-- begin Supplied material --

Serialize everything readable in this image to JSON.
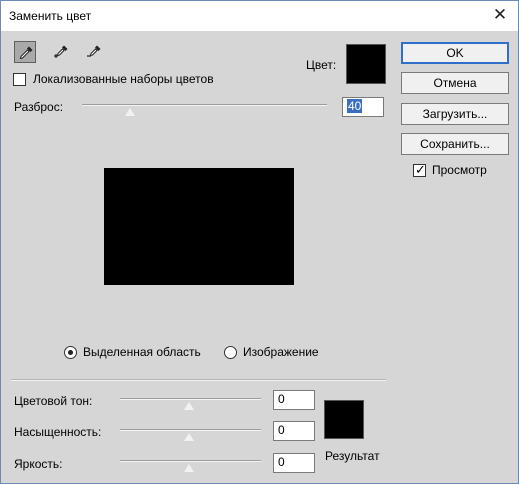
{
  "window": {
    "title": "Заменить цвет",
    "close_glyph": "✕"
  },
  "tools": [
    {
      "name": "eyedropper-tool",
      "icon": "eyedropper-icon",
      "active": true
    },
    {
      "name": "eyedropper-plus-tool",
      "icon": "eyedropper-plus-icon",
      "active": false
    },
    {
      "name": "eyedropper-minus-tool",
      "icon": "eyedropper-minus-icon",
      "active": false
    }
  ],
  "localized_colors": {
    "label": "Локализованные наборы цветов",
    "checked": false
  },
  "color": {
    "label": "Цвет:",
    "value": "#000000"
  },
  "fuzziness": {
    "label": "Разброс:",
    "value": "40"
  },
  "selection_mode": {
    "options": [
      {
        "label": "Выделенная область",
        "selected": true
      },
      {
        "label": "Изображение",
        "selected": false
      }
    ]
  },
  "hue": {
    "label": "Цветовой тон:",
    "value": "0"
  },
  "saturation": {
    "label": "Насыщенность:",
    "value": "0"
  },
  "lightness": {
    "label": "Яркость:",
    "value": "0"
  },
  "result": {
    "label": "Результат",
    "color": "#000000"
  },
  "buttons": {
    "ok": "OK",
    "cancel": "Отмена",
    "load": "Загрузить...",
    "save": "Сохранить..."
  },
  "preview_check": {
    "label": "Просмотр",
    "checked": true
  }
}
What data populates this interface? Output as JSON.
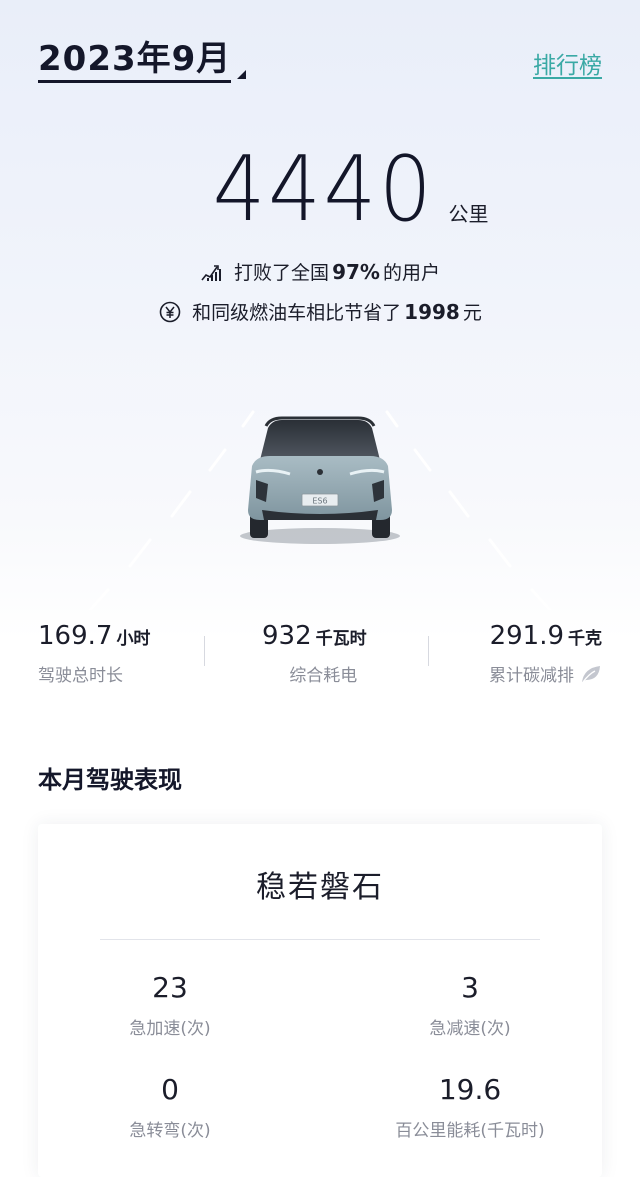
{
  "header": {
    "month": "2023年9月",
    "ranking_link": "排行榜"
  },
  "distance": {
    "value": "4440",
    "unit": "公里"
  },
  "beat": {
    "prefix": "打败了全国",
    "percent": "97%",
    "suffix": "的用户"
  },
  "saving": {
    "prefix": "和同级燃油车相比节省了",
    "amount": "1998",
    "suffix": "元"
  },
  "car": {
    "badge": "ES6"
  },
  "summary": [
    {
      "value": "169.7",
      "unit": "小时",
      "label": "驾驶总时长"
    },
    {
      "value": "932",
      "unit": "千瓦时",
      "label": "综合耗电"
    },
    {
      "value": "291.9",
      "unit": "千克",
      "label": "累计碳减排"
    }
  ],
  "section": {
    "title": "本月驾驶表现"
  },
  "performance": {
    "title": "稳若磐石",
    "metrics": [
      {
        "value": "23",
        "label": "急加速(次)"
      },
      {
        "value": "3",
        "label": "急减速(次)"
      },
      {
        "value": "0",
        "label": "急转弯(次)"
      },
      {
        "value": "19.6",
        "label": "百公里能耗(千瓦时)"
      }
    ]
  },
  "colors": {
    "accent": "#3aa9a5",
    "text": "#1b1d2a",
    "muted": "#8a8d98"
  }
}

-- end Supplied material --

Extract the run of lines from the line holding "What data populates" through the final line of the material above, exactly and inclusively. Leave the pictures behind.

▸ Written answer:
What data populates this interface? Output as JSON.
{
  "header": {
    "month": "2023年9月",
    "ranking_link": "排行榜"
  },
  "distance": {
    "value": "4440",
    "unit": "公里"
  },
  "beat": {
    "prefix": "打败了全国",
    "percent": "97%",
    "suffix": "的用户"
  },
  "saving": {
    "prefix": "和同级燃油车相比节省了",
    "amount": "1998",
    "suffix": "元"
  },
  "car": {
    "badge": "ES6"
  },
  "summary": [
    {
      "value": "169.7",
      "unit": "小时",
      "label": "驾驶总时长"
    },
    {
      "value": "932",
      "unit": "千瓦时",
      "label": "综合耗电"
    },
    {
      "value": "291.9",
      "unit": "千克",
      "label": "累计碳减排"
    }
  ],
  "section": {
    "title": "本月驾驶表现"
  },
  "performance": {
    "title": "稳若磐石",
    "metrics": [
      {
        "value": "23",
        "label": "急加速(次)"
      },
      {
        "value": "3",
        "label": "急减速(次)"
      },
      {
        "value": "0",
        "label": "急转弯(次)"
      },
      {
        "value": "19.6",
        "label": "百公里能耗(千瓦时)"
      }
    ]
  },
  "colors": {
    "accent": "#3aa9a5",
    "text": "#1b1d2a",
    "muted": "#8a8d98"
  }
}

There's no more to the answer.